**WHAT YOU SHOULD DO:**
Exactly reproduce the line containing "Enumerate this screenshot's" and all later lines to the end of the entries, leaving the pictures out of your copy.

**GIVEN DATA:**
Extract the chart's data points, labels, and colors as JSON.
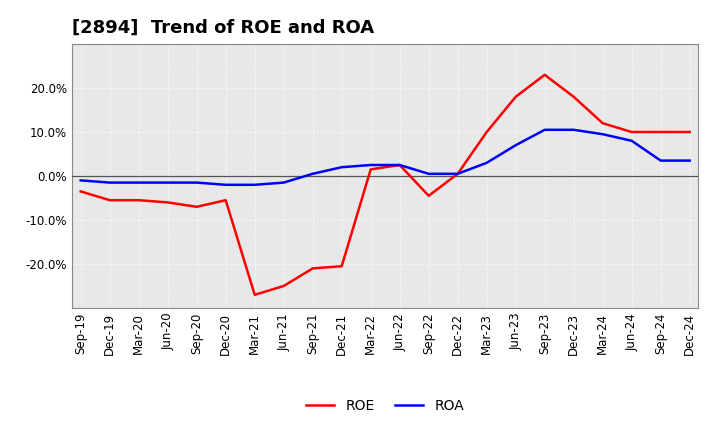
{
  "title": "[2894]  Trend of ROE and ROA",
  "x_labels": [
    "Sep-19",
    "Dec-19",
    "Mar-20",
    "Jun-20",
    "Sep-20",
    "Dec-20",
    "Mar-21",
    "Jun-21",
    "Sep-21",
    "Dec-21",
    "Mar-22",
    "Jun-22",
    "Sep-22",
    "Dec-22",
    "Mar-23",
    "Jun-23",
    "Sep-23",
    "Dec-23",
    "Mar-24",
    "Jun-24",
    "Sep-24",
    "Dec-24"
  ],
  "roe": [
    -3.5,
    -5.5,
    -5.5,
    -6.0,
    -7.0,
    -5.5,
    -27.0,
    -25.0,
    -21.0,
    -20.5,
    1.5,
    2.5,
    -4.5,
    0.5,
    10.0,
    18.0,
    23.0,
    18.0,
    12.0,
    10.0,
    10.0,
    10.0
  ],
  "roa": [
    -1.0,
    -1.5,
    -1.5,
    -1.5,
    -1.5,
    -2.0,
    -2.0,
    -1.5,
    0.5,
    2.0,
    2.5,
    2.5,
    0.5,
    0.5,
    3.0,
    7.0,
    10.5,
    10.5,
    9.5,
    8.0,
    3.5,
    3.5
  ],
  "roe_color": "#ff0000",
  "roa_color": "#0000ff",
  "background_color": "#ffffff",
  "plot_bg_color": "#e8e8e8",
  "grid_color": "#ffffff",
  "zero_line_color": "#555555",
  "ylim": [
    -30,
    30
  ],
  "yticks": [
    -20,
    -10,
    0,
    10,
    20
  ],
  "title_fontsize": 13,
  "legend_fontsize": 10,
  "tick_fontsize": 8.5
}
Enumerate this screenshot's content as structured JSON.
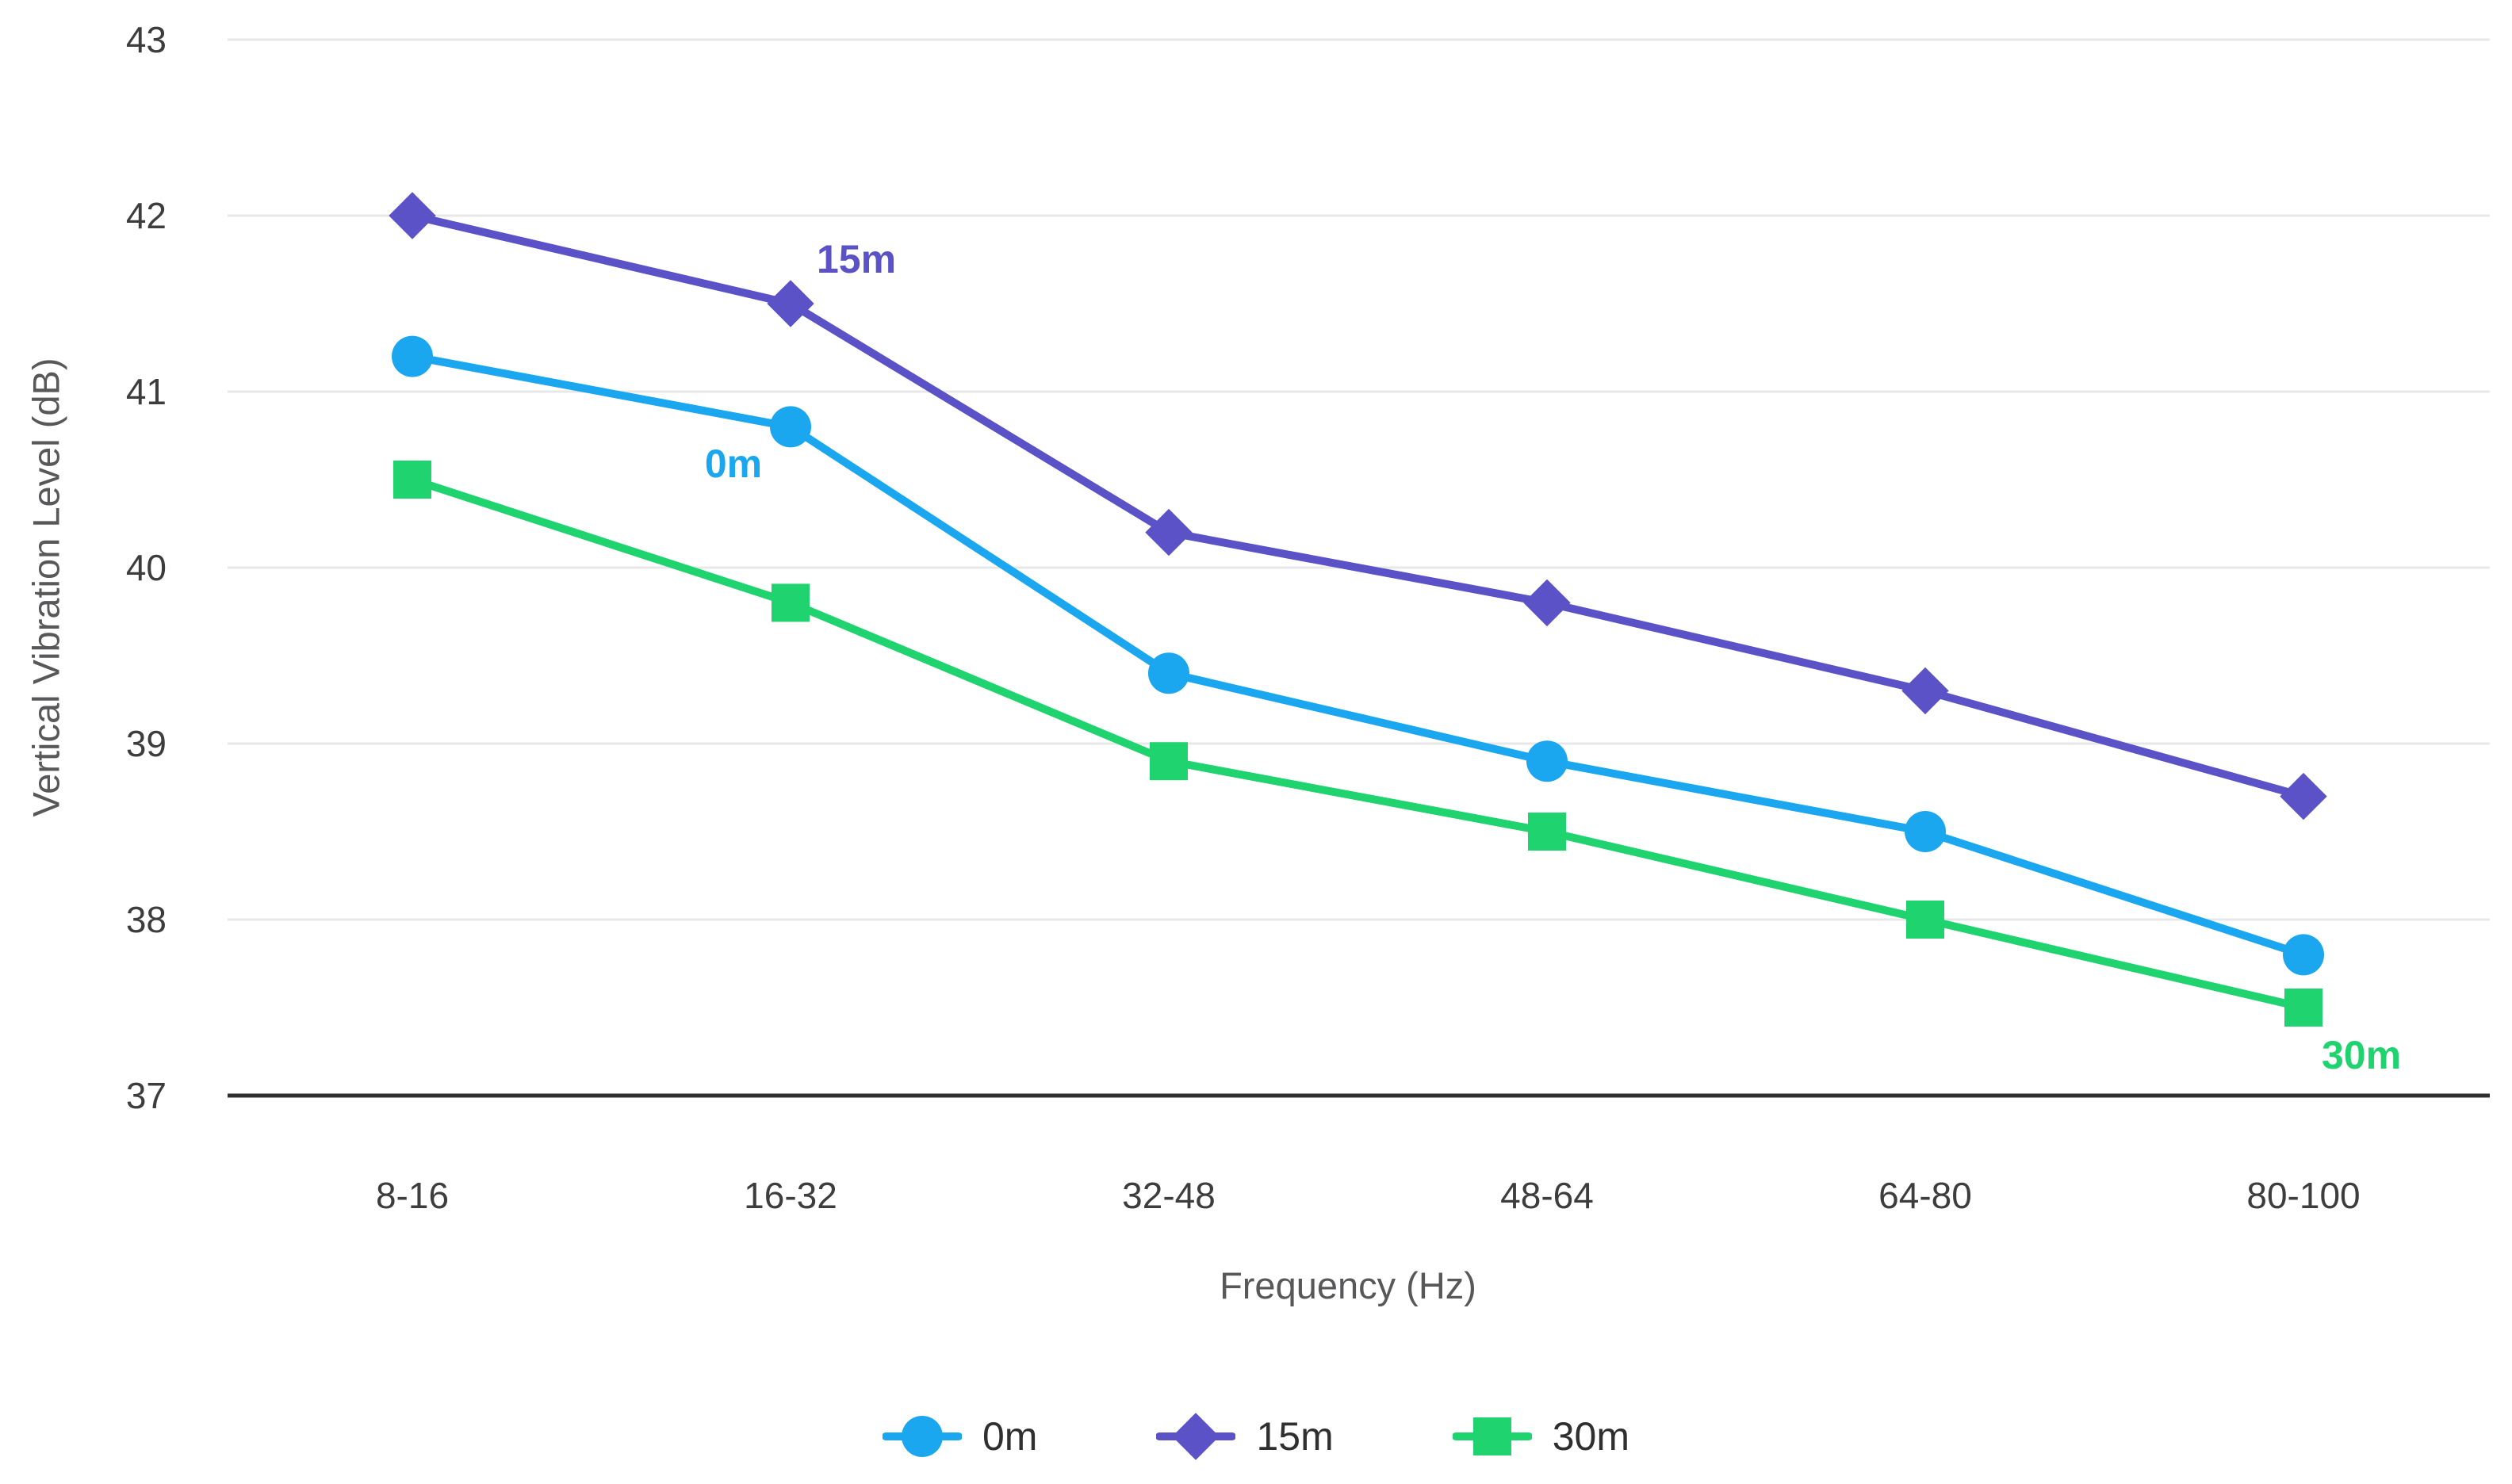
{
  "chart_data": {
    "type": "line",
    "title": "",
    "xlabel": "Frequency (Hz)",
    "ylabel": "Vertical Vibration Level (dB)",
    "categories": [
      "8-16",
      "16-32",
      "32-48",
      "48-64",
      "64-80",
      "80-100"
    ],
    "series": [
      {
        "name": "0m",
        "marker": "circle",
        "color": "#1aa7ef",
        "values": [
          41.2,
          40.8,
          39.4,
          38.9,
          38.5,
          37.8
        ]
      },
      {
        "name": "15m",
        "marker": "diamond",
        "color": "#5a52c6",
        "values": [
          42.0,
          41.5,
          40.2,
          39.8,
          39.3,
          38.7
        ]
      },
      {
        "name": "30m",
        "marker": "square",
        "color": "#1fd36e",
        "values": [
          40.5,
          39.8,
          38.9,
          38.5,
          38.0,
          37.5
        ]
      }
    ],
    "ylim": [
      37,
      43
    ],
    "yticks": [
      43,
      42,
      41,
      40,
      39,
      38,
      37
    ],
    "grid": "horizontal",
    "legend_position": "bottom",
    "annotations": [
      {
        "text": "15m",
        "series": "15m",
        "x": 1080,
        "y": 344
      },
      {
        "text": "0m",
        "series": "0m",
        "x": 925,
        "y": 602
      },
      {
        "text": "30m",
        "series": "30m",
        "x": 2978,
        "y": 1348
      }
    ]
  },
  "colors": {
    "gridline": "#e8e8e8",
    "axis_line": "#2e2e2e",
    "tick_label": "#3d3d3d",
    "axis_title": "#58585a",
    "background": "#ffffff"
  }
}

**ANSWER IN FULL:**
Enumerate this screenshot's content as structured JSON.
{
  "chart_data": {
    "type": "line",
    "title": "",
    "xlabel": "Frequency (Hz)",
    "ylabel": "Vertical Vibration Level (dB)",
    "categories": [
      "8-16",
      "16-32",
      "32-48",
      "48-64",
      "64-80",
      "80-100"
    ],
    "series": [
      {
        "name": "0m",
        "marker": "circle",
        "color": "#1aa7ef",
        "values": [
          41.2,
          40.8,
          39.4,
          38.9,
          38.5,
          37.8
        ]
      },
      {
        "name": "15m",
        "marker": "diamond",
        "color": "#5a52c6",
        "values": [
          42.0,
          41.5,
          40.2,
          39.8,
          39.3,
          38.7
        ]
      },
      {
        "name": "30m",
        "marker": "square",
        "color": "#1fd36e",
        "values": [
          40.5,
          39.8,
          38.9,
          38.5,
          38.0,
          37.5
        ]
      }
    ],
    "ylim": [
      37,
      43
    ],
    "yticks": [
      43,
      42,
      41,
      40,
      39,
      38,
      37
    ],
    "grid": "horizontal",
    "legend_position": "bottom",
    "annotations": [
      {
        "text": "15m",
        "series": "15m",
        "x": 1080,
        "y": 344
      },
      {
        "text": "0m",
        "series": "0m",
        "x": 925,
        "y": 602
      },
      {
        "text": "30m",
        "series": "30m",
        "x": 2978,
        "y": 1348
      }
    ]
  },
  "colors": {
    "gridline": "#e8e8e8",
    "axis_line": "#2e2e2e",
    "tick_label": "#3d3d3d",
    "axis_title": "#58585a",
    "background": "#ffffff"
  }
}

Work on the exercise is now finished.